Stored items
###

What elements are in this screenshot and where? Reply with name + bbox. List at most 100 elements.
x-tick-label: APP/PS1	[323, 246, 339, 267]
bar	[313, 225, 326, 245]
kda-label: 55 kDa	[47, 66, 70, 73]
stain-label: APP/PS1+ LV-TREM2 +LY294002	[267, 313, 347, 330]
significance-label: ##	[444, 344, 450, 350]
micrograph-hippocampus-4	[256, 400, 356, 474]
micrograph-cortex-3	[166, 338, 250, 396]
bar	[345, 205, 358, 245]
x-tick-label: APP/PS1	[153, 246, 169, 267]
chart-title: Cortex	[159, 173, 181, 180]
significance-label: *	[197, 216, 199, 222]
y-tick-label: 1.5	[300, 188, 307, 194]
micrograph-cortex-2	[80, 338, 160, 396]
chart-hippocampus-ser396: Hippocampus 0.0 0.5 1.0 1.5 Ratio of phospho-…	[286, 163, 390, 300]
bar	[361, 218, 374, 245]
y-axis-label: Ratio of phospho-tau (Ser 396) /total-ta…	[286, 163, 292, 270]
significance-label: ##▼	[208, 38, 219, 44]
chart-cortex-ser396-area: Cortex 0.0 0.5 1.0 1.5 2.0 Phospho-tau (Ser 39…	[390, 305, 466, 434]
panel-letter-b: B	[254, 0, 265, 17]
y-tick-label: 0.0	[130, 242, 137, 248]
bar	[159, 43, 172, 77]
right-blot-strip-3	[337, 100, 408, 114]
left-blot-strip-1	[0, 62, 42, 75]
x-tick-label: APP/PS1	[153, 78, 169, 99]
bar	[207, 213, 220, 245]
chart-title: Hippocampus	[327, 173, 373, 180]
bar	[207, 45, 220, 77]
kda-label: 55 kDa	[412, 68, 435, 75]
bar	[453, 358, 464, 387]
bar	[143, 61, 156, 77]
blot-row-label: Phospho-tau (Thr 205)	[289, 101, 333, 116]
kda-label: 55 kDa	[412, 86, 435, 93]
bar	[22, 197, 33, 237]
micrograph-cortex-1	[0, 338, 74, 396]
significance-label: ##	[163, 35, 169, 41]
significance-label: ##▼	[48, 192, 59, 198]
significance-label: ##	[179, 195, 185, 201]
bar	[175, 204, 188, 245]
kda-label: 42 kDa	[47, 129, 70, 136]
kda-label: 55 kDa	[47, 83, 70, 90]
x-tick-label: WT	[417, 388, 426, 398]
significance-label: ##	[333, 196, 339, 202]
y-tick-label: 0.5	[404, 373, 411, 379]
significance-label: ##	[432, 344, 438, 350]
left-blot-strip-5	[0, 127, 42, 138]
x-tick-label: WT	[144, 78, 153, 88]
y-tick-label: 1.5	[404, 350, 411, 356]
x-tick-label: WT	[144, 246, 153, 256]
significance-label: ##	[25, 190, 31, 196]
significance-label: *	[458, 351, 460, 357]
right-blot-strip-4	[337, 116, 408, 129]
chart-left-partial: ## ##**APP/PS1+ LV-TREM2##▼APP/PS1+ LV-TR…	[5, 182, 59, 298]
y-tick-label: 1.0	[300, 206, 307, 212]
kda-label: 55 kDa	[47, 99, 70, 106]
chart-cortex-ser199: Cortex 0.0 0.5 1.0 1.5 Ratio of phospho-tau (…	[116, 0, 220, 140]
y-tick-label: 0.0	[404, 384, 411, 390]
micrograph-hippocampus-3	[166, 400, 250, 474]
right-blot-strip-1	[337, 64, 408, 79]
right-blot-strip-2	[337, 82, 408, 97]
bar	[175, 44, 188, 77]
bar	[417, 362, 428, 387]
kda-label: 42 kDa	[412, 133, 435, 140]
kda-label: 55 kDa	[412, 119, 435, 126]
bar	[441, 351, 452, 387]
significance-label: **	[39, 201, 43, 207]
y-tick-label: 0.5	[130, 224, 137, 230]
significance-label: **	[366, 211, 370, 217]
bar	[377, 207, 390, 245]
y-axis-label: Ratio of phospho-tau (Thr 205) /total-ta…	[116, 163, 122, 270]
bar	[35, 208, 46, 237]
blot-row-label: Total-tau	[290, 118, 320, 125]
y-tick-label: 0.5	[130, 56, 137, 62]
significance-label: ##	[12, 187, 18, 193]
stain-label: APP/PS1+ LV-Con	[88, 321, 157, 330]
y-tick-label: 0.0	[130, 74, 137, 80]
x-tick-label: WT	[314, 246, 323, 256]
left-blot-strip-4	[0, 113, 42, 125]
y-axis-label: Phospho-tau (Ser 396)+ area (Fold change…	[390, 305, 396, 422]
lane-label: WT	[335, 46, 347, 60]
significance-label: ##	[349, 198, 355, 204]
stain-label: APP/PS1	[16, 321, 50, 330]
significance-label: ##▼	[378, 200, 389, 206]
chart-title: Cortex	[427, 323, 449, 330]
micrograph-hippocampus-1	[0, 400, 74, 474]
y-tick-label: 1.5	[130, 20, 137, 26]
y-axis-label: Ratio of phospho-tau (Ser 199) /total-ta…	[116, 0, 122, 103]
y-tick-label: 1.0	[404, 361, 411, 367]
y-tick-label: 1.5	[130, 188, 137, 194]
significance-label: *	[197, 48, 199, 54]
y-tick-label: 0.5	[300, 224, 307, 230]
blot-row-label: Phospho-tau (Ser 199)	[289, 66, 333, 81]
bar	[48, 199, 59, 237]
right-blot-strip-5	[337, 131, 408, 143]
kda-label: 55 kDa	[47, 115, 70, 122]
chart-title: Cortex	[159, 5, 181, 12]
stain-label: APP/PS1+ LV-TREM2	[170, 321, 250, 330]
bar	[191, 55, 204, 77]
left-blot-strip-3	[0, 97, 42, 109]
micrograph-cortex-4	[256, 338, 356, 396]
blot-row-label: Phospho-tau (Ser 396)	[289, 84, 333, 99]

###

Write out the items again, substituting "weight-label" for every occurrence of "kda-label" and leaving everything else unchanged.

Answer to the problem →
What elements are in this screenshot and where? Reply with name + bbox. List at most 100 elements.
x-tick-label: APP/PS1	[323, 246, 339, 267]
bar	[313, 225, 326, 245]
weight-label: 55 kDa	[47, 66, 70, 73]
stain-label: APP/PS1+ LV-TREM2 +LY294002	[267, 313, 347, 330]
significance-label: ##	[444, 344, 450, 350]
micrograph-hippocampus-4	[256, 400, 356, 474]
micrograph-cortex-3	[166, 338, 250, 396]
bar	[345, 205, 358, 245]
x-tick-label: APP/PS1	[153, 246, 169, 267]
chart-title: Cortex	[159, 173, 181, 180]
significance-label: *	[197, 216, 199, 222]
y-tick-label: 1.5	[300, 188, 307, 194]
micrograph-cortex-2	[80, 338, 160, 396]
chart-hippocampus-ser396: Hippocampus 0.0 0.5 1.0 1.5 Ratio of phospho-…	[286, 163, 390, 300]
bar	[361, 218, 374, 245]
y-axis-label: Ratio of phospho-tau (Ser 396) /total-ta…	[286, 163, 292, 270]
significance-label: ##▼	[208, 38, 219, 44]
chart-cortex-ser396-area: Cortex 0.0 0.5 1.0 1.5 2.0 Phospho-tau (Ser 39…	[390, 305, 466, 434]
panel-letter-b: B	[254, 0, 265, 17]
y-tick-label: 0.0	[130, 242, 137, 248]
bar	[159, 43, 172, 77]
right-blot-strip-3	[337, 100, 408, 114]
left-blot-strip-1	[0, 62, 42, 75]
x-tick-label: APP/PS1	[153, 78, 169, 99]
bar	[207, 213, 220, 245]
chart-title: Hippocampus	[327, 173, 373, 180]
bar	[207, 45, 220, 77]
weight-label: 55 kDa	[412, 68, 435, 75]
bar	[453, 358, 464, 387]
bar	[143, 61, 156, 77]
blot-row-label: Phospho-tau (Thr 205)	[289, 101, 333, 116]
weight-label: 55 kDa	[412, 86, 435, 93]
bar	[22, 197, 33, 237]
micrograph-cortex-1	[0, 338, 74, 396]
significance-label: ##	[163, 35, 169, 41]
significance-label: ##▼	[48, 192, 59, 198]
significance-label: ##	[179, 195, 185, 201]
bar	[175, 204, 188, 245]
weight-label: 42 kDa	[47, 129, 70, 136]
weight-label: 55 kDa	[47, 83, 70, 90]
x-tick-label: WT	[417, 388, 426, 398]
significance-label: ##	[333, 196, 339, 202]
y-tick-label: 0.5	[404, 373, 411, 379]
significance-label: ##	[432, 344, 438, 350]
left-blot-strip-5	[0, 127, 42, 138]
x-tick-label: WT	[144, 78, 153, 88]
y-tick-label: 1.5	[404, 350, 411, 356]
x-tick-label: WT	[144, 246, 153, 256]
significance-label: ##	[25, 190, 31, 196]
significance-label: *	[458, 351, 460, 357]
right-blot-strip-4	[337, 116, 408, 129]
chart-left-partial: ## ##**APP/PS1+ LV-TREM2##▼APP/PS1+ LV-TR…	[5, 182, 59, 298]
y-tick-label: 1.0	[300, 206, 307, 212]
weight-label: 55 kDa	[47, 99, 70, 106]
chart-cortex-ser199: Cortex 0.0 0.5 1.0 1.5 Ratio of phospho-tau (…	[116, 0, 220, 140]
y-tick-label: 0.0	[404, 384, 411, 390]
micrograph-hippocampus-3	[166, 400, 250, 474]
right-blot-strip-1	[337, 64, 408, 79]
right-blot-strip-2	[337, 82, 408, 97]
bar	[175, 44, 188, 77]
bar	[417, 362, 428, 387]
weight-label: 42 kDa	[412, 133, 435, 140]
weight-label: 55 kDa	[412, 119, 435, 126]
bar	[441, 351, 452, 387]
significance-label: **	[39, 201, 43, 207]
y-tick-label: 0.5	[130, 224, 137, 230]
significance-label: **	[366, 211, 370, 217]
bar	[377, 207, 390, 245]
y-axis-label: Ratio of phospho-tau (Thr 205) /total-ta…	[116, 163, 122, 270]
bar	[35, 208, 46, 237]
blot-row-label: Total-tau	[290, 118, 320, 125]
y-tick-label: 0.5	[130, 56, 137, 62]
significance-label: ##	[12, 187, 18, 193]
stain-label: APP/PS1+ LV-Con	[88, 321, 157, 330]
y-tick-label: 0.0	[130, 74, 137, 80]
x-tick-label: WT	[314, 246, 323, 256]
left-blot-strip-4	[0, 113, 42, 125]
y-axis-label: Phospho-tau (Ser 396)+ area (Fold change…	[390, 305, 396, 422]
lane-label: WT	[335, 46, 347, 60]
significance-label: ##	[349, 198, 355, 204]
stain-label: APP/PS1	[16, 321, 50, 330]
significance-label: ##▼	[378, 200, 389, 206]
chart-title: Cortex	[427, 323, 449, 330]
micrograph-hippocampus-1	[0, 400, 74, 474]
y-tick-label: 1.5	[130, 20, 137, 26]
y-axis-label: Ratio of phospho-tau (Ser 199) /total-ta…	[116, 0, 122, 103]
y-tick-label: 1.0	[404, 361, 411, 367]
y-tick-label: 1.5	[130, 188, 137, 194]
significance-label: *	[197, 48, 199, 54]
y-tick-label: 0.5	[300, 224, 307, 230]
blot-row-label: Phospho-tau (Ser 199)	[289, 66, 333, 81]
bar	[48, 199, 59, 237]
right-blot-strip-5	[337, 131, 408, 143]
weight-label: 55 kDa	[47, 115, 70, 122]
chart-title: Cortex	[159, 5, 181, 12]
stain-label: APP/PS1+ LV-TREM2	[170, 321, 250, 330]
bar	[191, 55, 204, 77]
left-blot-strip-3	[0, 97, 42, 109]
micrograph-cortex-4	[256, 338, 356, 396]
blot-row-label: Phospho-tau (Ser 396)	[289, 84, 333, 99]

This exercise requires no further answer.